Quote the entries in full, character for character, without their images.
━━━━━━
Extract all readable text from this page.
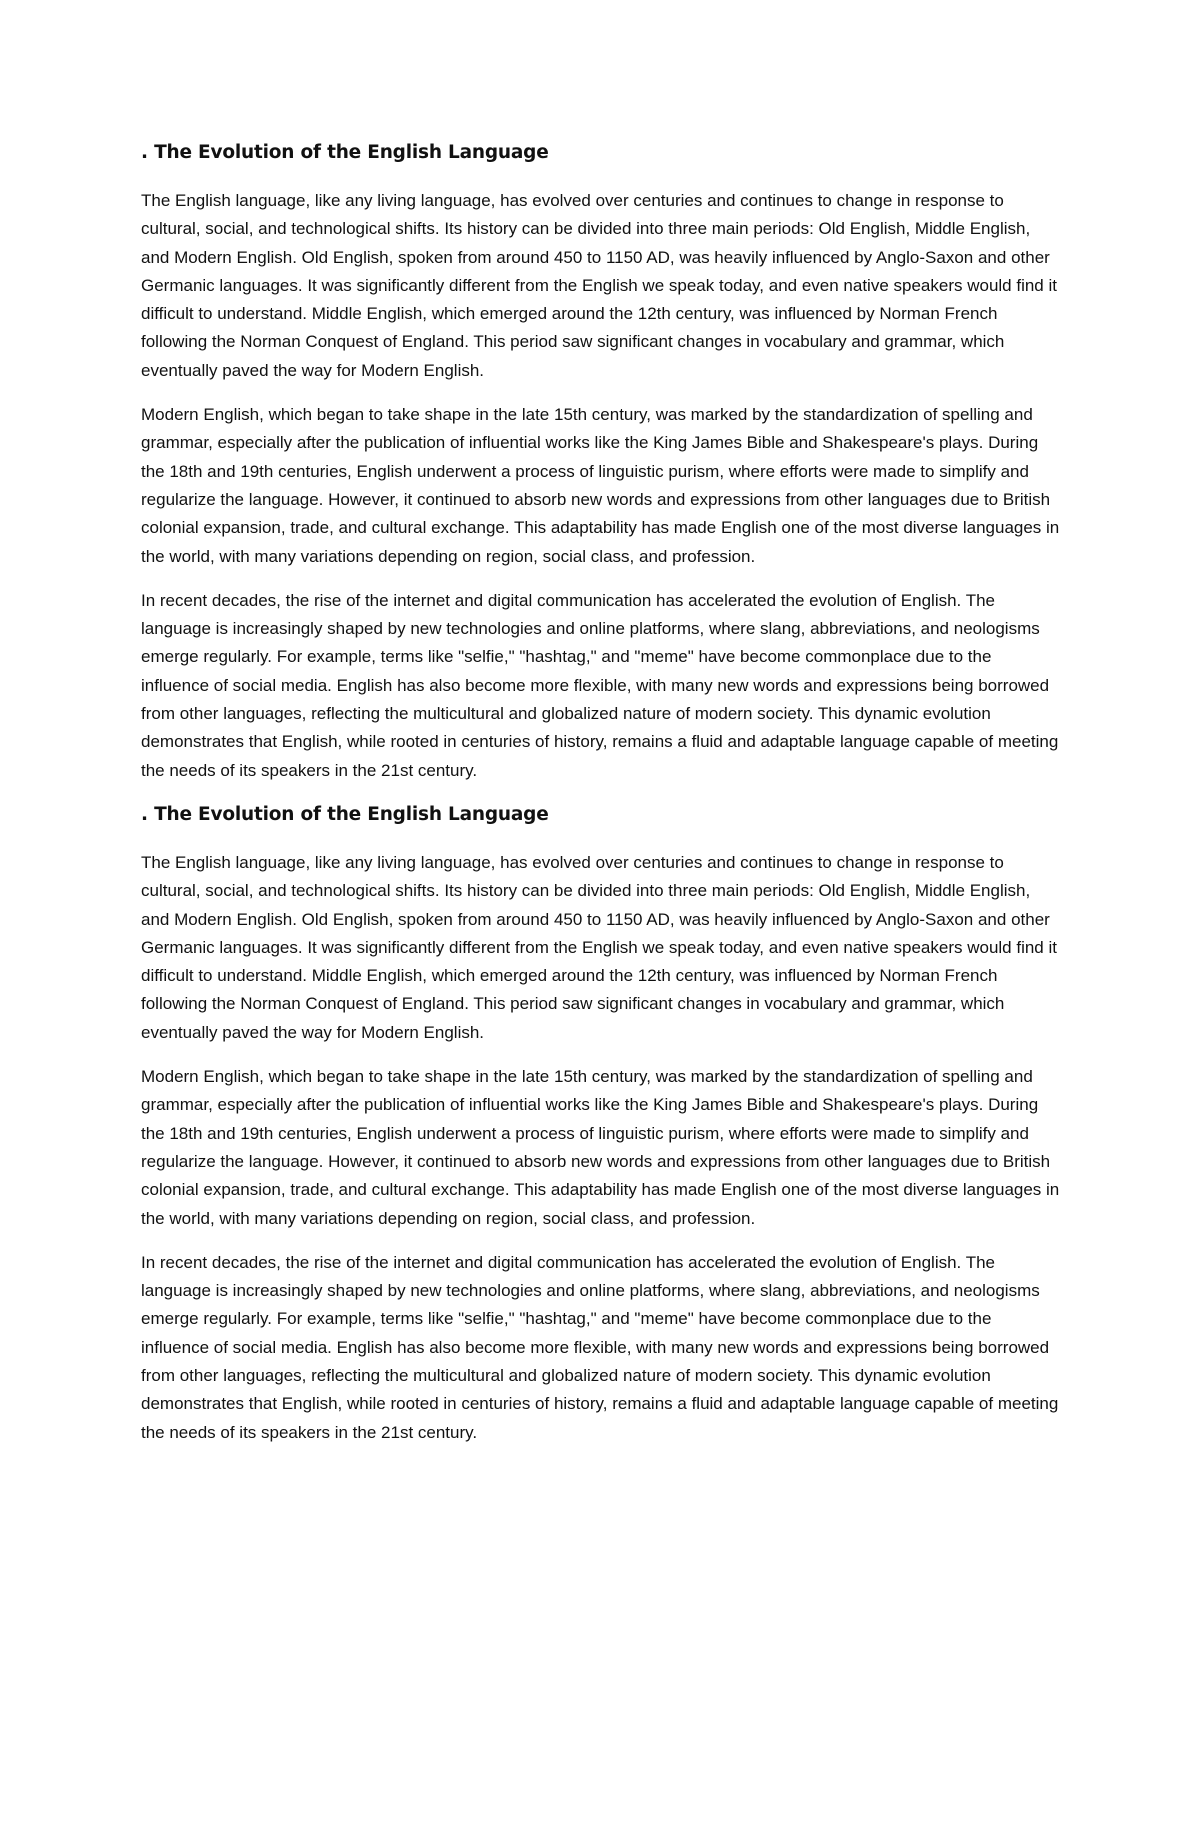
. The Evolution of the English Language

The English language, like any living language, has evolved over centuries and continues to change in response to cultural, social, and technological shifts. Its history can be divided into three main periods: Old English, Middle English, and Modern English. Old English, spoken from around 450 to 1150 AD, was heavily influenced by Anglo-Saxon and other Germanic languages. It was significantly different from the English we speak today, and even native speakers would find it difficult to understand. Middle English, which emerged around the 12th century, was influenced by Norman French following the Norman Conquest of England. This period saw significant changes in vocabulary and grammar, which eventually paved the way for Modern English.

Modern English, which began to take shape in the late 15th century, was marked by the standardization of spelling and grammar, especially after the publication of influential works like the King James Bible and Shakespeare's plays. During the 18th and 19th centuries, English underwent a process of linguistic purism, where efforts were made to simplify and regularize the language. However, it continued to absorb new words and expressions from other languages due to British colonial expansion, trade, and cultural exchange. This adaptability has made English one of the most diverse languages in the world, with many variations depending on region, social class, and profession.

In recent decades, the rise of the internet and digital communication has accelerated the evolution of English. The language is increasingly shaped by new technologies and online platforms, where slang, abbreviations, and neologisms emerge regularly. For example, terms like "selfie," "hashtag," and "meme" have become commonplace due to the influence of social media. English has also become more flexible, with many new words and expressions being borrowed from other languages, reflecting the multicultural and globalized nature of modern society. This dynamic evolution demonstrates that English, while rooted in centuries of history, remains a fluid and adaptable language capable of meeting the needs of its speakers in the 21st century.

. The Evolution of the English Language

The English language, like any living language, has evolved over centuries and continues to change in response to cultural, social, and technological shifts. Its history can be divided into three main periods: Old English, Middle English, and Modern English. Old English, spoken from around 450 to 1150 AD, was heavily influenced by Anglo-Saxon and other Germanic languages. It was significantly different from the English we speak today, and even native speakers would find it difficult to understand. Middle English, which emerged around the 12th century, was influenced by Norman French following the Norman Conquest of England. This period saw significant changes in vocabulary and grammar, which eventually paved the way for Modern English.

Modern English, which began to take shape in the late 15th century, was marked by the standardization of spelling and grammar, especially after the publication of influential works like the King James Bible and Shakespeare's plays. During the 18th and 19th centuries, English underwent a process of linguistic purism, where efforts were made to simplify and regularize the language. However, it continued to absorb new words and expressions from other languages due to British colonial expansion, trade, and cultural exchange. This adaptability has made English one of the most diverse languages in the world, with many variations depending on region, social class, and profession.

In recent decades, the rise of the internet and digital communication has accelerated the evolution of English. The language is increasingly shaped by new technologies and online platforms, where slang, abbreviations, and neologisms emerge regularly. For example, terms like "selfie," "hashtag," and "meme" have become commonplace due to the influence of social media. English has also become more flexible, with many new words and expressions being borrowed from other languages, reflecting the multicultural and globalized nature of modern society. This dynamic evolution demonstrates that English, while rooted in centuries of history, remains a fluid and adaptable language capable of meeting the needs of its speakers in the 21st century.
━━━━━━
The output:
Extract all readable text from this page.
. The Evolution of the English Language

The English language, like any living language, has evolved over centuries and continues to change in response to cultural, social, and technological shifts. Its history can be divided into three main periods: Old English, Middle English, and Modern English. Old English, spoken from around 450 to 1150 AD, was heavily influenced by Anglo-Saxon and other Germanic languages. It was significantly different from the English we speak today, and even native speakers would find it difficult to understand. Middle English, which emerged around the 12th century, was influenced by Norman French following the Norman Conquest of England. This period saw significant changes in vocabulary and grammar, which eventually paved the way for Modern English.

Modern English, which began to take shape in the late 15th century, was marked by the standardization of spelling and grammar, especially after the publication of influential works like the King James Bible and Shakespeare's plays. During the 18th and 19th centuries, English underwent a process of linguistic purism, where efforts were made to simplify and regularize the language. However, it continued to absorb new words and expressions from other languages due to British colonial expansion, trade, and cultural exchange. This adaptability has made English one of the most diverse languages in the world, with many variations depending on region, social class, and profession.

In recent decades, the rise of the internet and digital communication has accelerated the evolution of English. The language is increasingly shaped by new technologies and online platforms, where slang, abbreviations, and neologisms emerge regularly. For example, terms like "selfie," "hashtag," and "meme" have become commonplace due to the influence of social media. English has also become more flexible, with many new words and expressions being borrowed from other languages, reflecting the multicultural and globalized nature of modern society. This dynamic evolution demonstrates that English, while rooted in centuries of history, remains a fluid and adaptable language capable of meeting the needs of its speakers in the 21st century.

. The Evolution of the English Language

The English language, like any living language, has evolved over centuries and continues to change in response to cultural, social, and technological shifts. Its history can be divided into three main periods: Old English, Middle English, and Modern English. Old English, spoken from around 450 to 1150 AD, was heavily influenced by Anglo-Saxon and other Germanic languages. It was significantly different from the English we speak today, and even native speakers would find it difficult to understand. Middle English, which emerged around the 12th century, was influenced by Norman French following the Norman Conquest of England. This period saw significant changes in vocabulary and grammar, which eventually paved the way for Modern English.

Modern English, which began to take shape in the late 15th century, was marked by the standardization of spelling and grammar, especially after the publication of influential works like the King James Bible and Shakespeare's plays. During the 18th and 19th centuries, English underwent a process of linguistic purism, where efforts were made to simplify and regularize the language. However, it continued to absorb new words and expressions from other languages due to British colonial expansion, trade, and cultural exchange. This adaptability has made English one of the most diverse languages in the world, with many variations depending on region, social class, and profession.

In recent decades, the rise of the internet and digital communication has accelerated the evolution of English. The language is increasingly shaped by new technologies and online platforms, where slang, abbreviations, and neologisms emerge regularly. For example, terms like "selfie," "hashtag," and "meme" have become commonplace due to the influence of social media. English has also become more flexible, with many new words and expressions being borrowed from other languages, reflecting the multicultural and globalized nature of modern society. This dynamic evolution demonstrates that English, while rooted in centuries of history, remains a fluid and adaptable language capable of meeting the needs of its speakers in the 21st century.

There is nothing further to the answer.